### Material for this task
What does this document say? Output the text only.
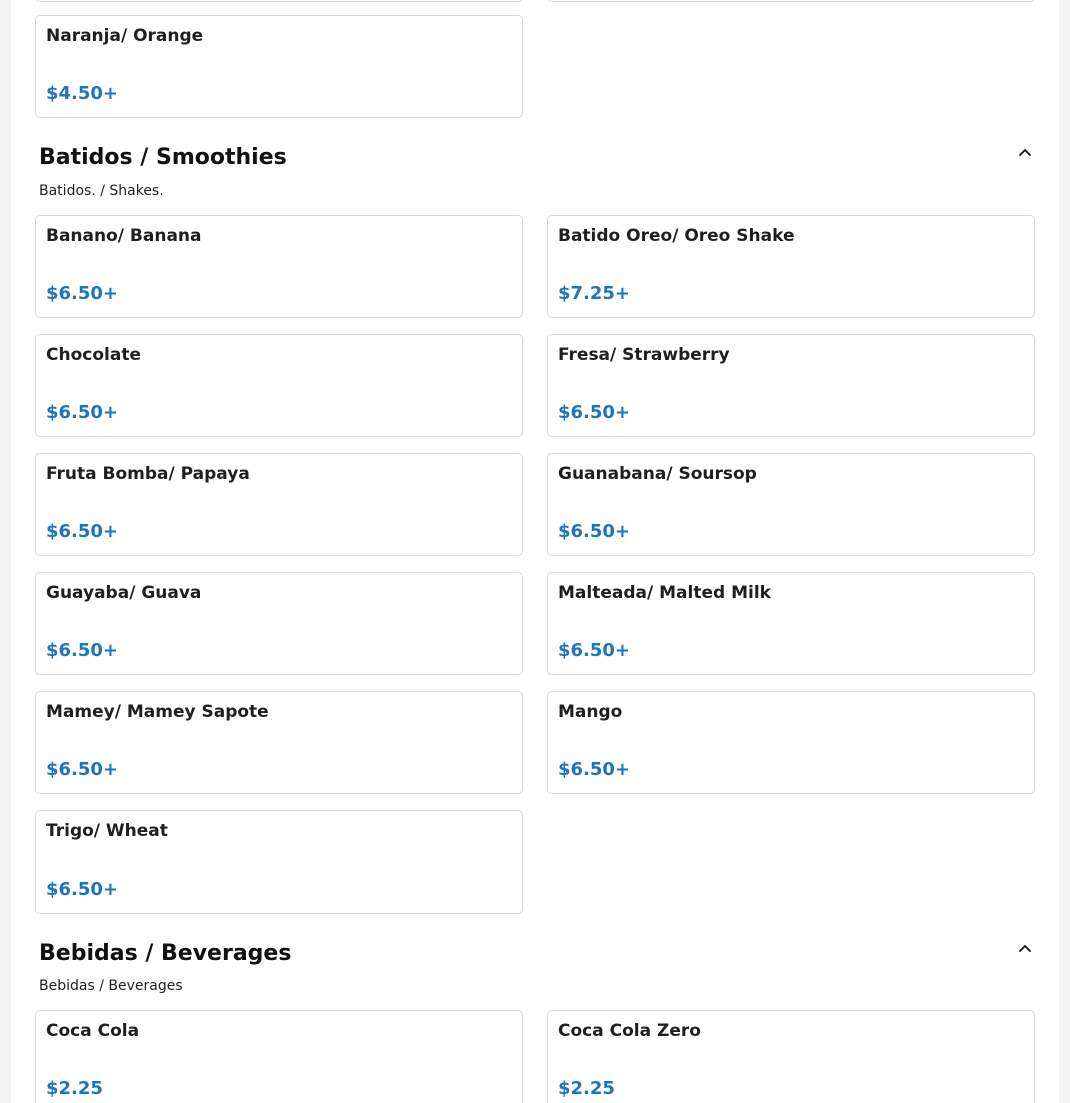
Naranja/ Orange
$4.50+
Batidos / Smoothies
Batidos. / Shakes.
Banano/ Banana
$6.50+
Batido Oreo/ Oreo Shake
$7.25+
Chocolate
$6.50+
Fresa/ Strawberry
$6.50+
Fruta Bomba/ Papaya
$6.50+
Guanabana/ Soursop
$6.50+
Guayaba/ Guava
$6.50+
Malteada/ Malted Milk
$6.50+
Mamey/ Mamey Sapote
$6.50+
Mango
$6.50+
Trigo/ Wheat
$6.50+
Bebidas / Beverages
Bebidas / Beverages
Coca Cola
$2.25
Coca Cola Zero
$2.25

### Given problem
Without the pictures, restate each entry exactly.

### Answer for the task
What does this document say? Output the text only.
Naranja/ Orange
$4.50+
Batidos / Smoothies
Batidos. / Shakes.
Banano/ Banana
$6.50+
Batido Oreo/ Oreo Shake
$7.25+
Chocolate
$6.50+
Fresa/ Strawberry
$6.50+
Fruta Bomba/ Papaya
$6.50+
Guanabana/ Soursop
$6.50+
Guayaba/ Guava
$6.50+
Malteada/ Malted Milk
$6.50+
Mamey/ Mamey Sapote
$6.50+
Mango
$6.50+
Trigo/ Wheat
$6.50+
Bebidas / Beverages
Bebidas / Beverages
Coca Cola
$2.25
Coca Cola Zero
$2.25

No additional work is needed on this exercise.